TEXT UNDER STUDY
=== Begin Enclosure ===

December 14, 2011
Scientists Discover Why Buttercups Reflect Yellow On Chins
New research sheds light on children´s game and provides insight into pollination
Scientists have found that the distinctive glossiness of the buttercup flower (Ranunculus repens), which children like to shine under the chin to test whether their friends like butter, is related to its unique anatomical structure. Their findings were published today, 14 December, in the Royal Society journal Interface.
Scientists have been interested in how the buttercup flower works for over a century. They have previously shown that the reflected color is yellow due to the absorption of the colors in the blue-green region of the spectrum by the carotenoid pigment in the petals. As the blue-green light is absorbed, the light in the other spectral regions (in this case, primarily yellow) is reflected. It has also been known for many years that the epidermal layer of the petals is composed of very flat cells, providing strong reflection.
This new study shows how the buttercup's exceptionally bright appearance is a result of a special feature of the petal structure. The epidermal layer of cells has not one but two extremely flat surfaces from which light is reflected. One is the top of the cells, the other exists because the epidermis is separated from the lower layers of the petal by an air gap. Reflection of light by the smooth surface of the cells and by the air layer effectively doubles the gloss of the petal, explaining why buttercups are so much better at reflecting light under your chin than any other flower.

=== End Enclosure ===

WHAT YOU WILL DO
Can you give the buttercup article again from "Scientists have been" up to and including "providing strong reflection.", substituting "violet-blue" for "blue-green"? The entries have no connection to the buttercup article.

EXTRACTED RECORDS
=== Begin Enclosure ===

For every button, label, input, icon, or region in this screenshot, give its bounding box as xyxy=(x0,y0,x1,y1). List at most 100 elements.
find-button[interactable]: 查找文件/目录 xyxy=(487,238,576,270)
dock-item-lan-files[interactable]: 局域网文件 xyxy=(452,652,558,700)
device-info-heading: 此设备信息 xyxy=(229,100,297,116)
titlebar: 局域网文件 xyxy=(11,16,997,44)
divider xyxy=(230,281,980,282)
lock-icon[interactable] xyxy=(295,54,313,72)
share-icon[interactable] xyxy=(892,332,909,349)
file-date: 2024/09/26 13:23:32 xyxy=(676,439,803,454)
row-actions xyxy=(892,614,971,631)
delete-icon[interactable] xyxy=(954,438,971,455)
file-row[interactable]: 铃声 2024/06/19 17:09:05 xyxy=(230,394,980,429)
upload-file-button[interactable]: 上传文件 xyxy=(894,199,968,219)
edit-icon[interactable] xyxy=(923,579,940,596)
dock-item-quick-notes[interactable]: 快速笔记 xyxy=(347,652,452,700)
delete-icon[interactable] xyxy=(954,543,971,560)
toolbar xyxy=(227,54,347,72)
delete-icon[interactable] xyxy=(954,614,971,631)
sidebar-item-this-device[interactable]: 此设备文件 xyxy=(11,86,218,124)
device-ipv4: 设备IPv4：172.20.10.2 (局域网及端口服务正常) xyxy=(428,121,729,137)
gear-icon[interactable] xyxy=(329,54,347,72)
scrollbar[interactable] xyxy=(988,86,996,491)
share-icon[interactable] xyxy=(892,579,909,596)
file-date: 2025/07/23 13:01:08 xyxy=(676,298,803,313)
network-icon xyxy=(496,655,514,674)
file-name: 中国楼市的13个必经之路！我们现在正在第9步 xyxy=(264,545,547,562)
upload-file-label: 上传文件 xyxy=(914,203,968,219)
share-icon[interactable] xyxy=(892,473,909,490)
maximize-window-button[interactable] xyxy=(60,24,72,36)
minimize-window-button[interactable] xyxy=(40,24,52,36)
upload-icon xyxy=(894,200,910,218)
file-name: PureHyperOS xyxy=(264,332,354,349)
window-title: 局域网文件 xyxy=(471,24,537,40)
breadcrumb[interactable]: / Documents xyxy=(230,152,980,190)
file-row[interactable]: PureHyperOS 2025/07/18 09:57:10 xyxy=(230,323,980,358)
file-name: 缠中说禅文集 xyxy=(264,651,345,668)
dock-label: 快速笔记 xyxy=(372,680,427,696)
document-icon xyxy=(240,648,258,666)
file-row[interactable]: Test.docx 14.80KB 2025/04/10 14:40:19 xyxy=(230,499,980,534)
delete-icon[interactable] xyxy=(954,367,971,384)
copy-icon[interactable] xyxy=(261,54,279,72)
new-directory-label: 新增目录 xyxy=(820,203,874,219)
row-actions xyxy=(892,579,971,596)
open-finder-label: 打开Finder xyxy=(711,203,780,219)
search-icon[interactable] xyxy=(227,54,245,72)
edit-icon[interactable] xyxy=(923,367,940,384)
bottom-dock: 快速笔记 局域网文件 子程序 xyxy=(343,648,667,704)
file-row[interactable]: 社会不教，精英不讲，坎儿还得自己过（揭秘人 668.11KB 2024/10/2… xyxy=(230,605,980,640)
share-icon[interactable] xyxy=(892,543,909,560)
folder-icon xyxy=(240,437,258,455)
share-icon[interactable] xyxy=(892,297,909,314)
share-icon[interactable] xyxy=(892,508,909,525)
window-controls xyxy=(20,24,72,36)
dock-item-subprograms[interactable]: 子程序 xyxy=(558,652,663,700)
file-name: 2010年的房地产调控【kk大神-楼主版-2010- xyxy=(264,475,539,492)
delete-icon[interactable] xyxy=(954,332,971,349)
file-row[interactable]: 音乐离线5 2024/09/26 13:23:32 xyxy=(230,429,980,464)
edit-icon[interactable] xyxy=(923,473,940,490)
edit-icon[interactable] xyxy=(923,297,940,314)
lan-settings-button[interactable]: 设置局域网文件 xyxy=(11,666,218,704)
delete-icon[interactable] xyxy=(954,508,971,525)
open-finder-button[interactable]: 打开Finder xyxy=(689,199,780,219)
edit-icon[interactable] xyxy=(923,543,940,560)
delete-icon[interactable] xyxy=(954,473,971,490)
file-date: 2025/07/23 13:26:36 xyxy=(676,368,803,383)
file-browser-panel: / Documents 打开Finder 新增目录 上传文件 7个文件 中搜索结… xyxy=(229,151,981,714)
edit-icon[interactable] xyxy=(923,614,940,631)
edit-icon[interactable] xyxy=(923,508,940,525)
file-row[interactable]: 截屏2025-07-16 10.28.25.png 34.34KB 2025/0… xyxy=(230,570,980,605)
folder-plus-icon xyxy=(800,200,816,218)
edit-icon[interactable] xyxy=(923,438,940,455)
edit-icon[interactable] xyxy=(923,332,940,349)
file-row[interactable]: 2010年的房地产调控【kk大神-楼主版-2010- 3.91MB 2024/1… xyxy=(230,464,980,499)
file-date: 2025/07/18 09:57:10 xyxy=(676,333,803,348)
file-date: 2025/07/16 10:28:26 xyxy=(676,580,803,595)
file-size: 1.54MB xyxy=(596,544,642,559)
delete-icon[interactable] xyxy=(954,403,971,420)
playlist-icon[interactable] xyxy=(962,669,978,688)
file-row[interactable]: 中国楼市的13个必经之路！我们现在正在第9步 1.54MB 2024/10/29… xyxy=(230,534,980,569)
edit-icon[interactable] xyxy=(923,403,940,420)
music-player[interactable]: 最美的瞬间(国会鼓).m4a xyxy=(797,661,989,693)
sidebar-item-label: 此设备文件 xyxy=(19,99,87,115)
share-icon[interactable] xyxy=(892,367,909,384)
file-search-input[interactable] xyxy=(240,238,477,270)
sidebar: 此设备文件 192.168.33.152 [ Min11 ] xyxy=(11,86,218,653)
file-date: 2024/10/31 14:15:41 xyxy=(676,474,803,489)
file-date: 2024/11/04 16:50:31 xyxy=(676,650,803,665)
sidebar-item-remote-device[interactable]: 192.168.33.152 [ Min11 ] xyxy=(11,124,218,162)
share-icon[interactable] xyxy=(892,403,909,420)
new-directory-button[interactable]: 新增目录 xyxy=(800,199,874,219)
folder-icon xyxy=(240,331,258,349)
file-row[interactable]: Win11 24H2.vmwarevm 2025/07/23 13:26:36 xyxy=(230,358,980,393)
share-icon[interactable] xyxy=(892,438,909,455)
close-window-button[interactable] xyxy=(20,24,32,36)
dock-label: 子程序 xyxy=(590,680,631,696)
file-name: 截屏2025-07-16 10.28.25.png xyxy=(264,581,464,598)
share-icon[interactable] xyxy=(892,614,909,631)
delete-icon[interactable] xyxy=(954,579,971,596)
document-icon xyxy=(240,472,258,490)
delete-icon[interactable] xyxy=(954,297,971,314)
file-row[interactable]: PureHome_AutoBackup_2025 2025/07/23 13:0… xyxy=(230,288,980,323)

=== End Enclosure ===

FINAL ANSWER
Scientists have been interested in how the buttercup flower works for over a century. They have previously shown that the reflected color is yellow due to the absorption of the colors in the violet-blue region of the spectrum by the carotenoid pigment in the petals. As the violet-blue light is absorbed, the light in the other spectral regions (in this case, primarily yellow) is reflected. It has also been known for many years that the epidermal layer of the petals is composed of very flat cells, providing strong reflection.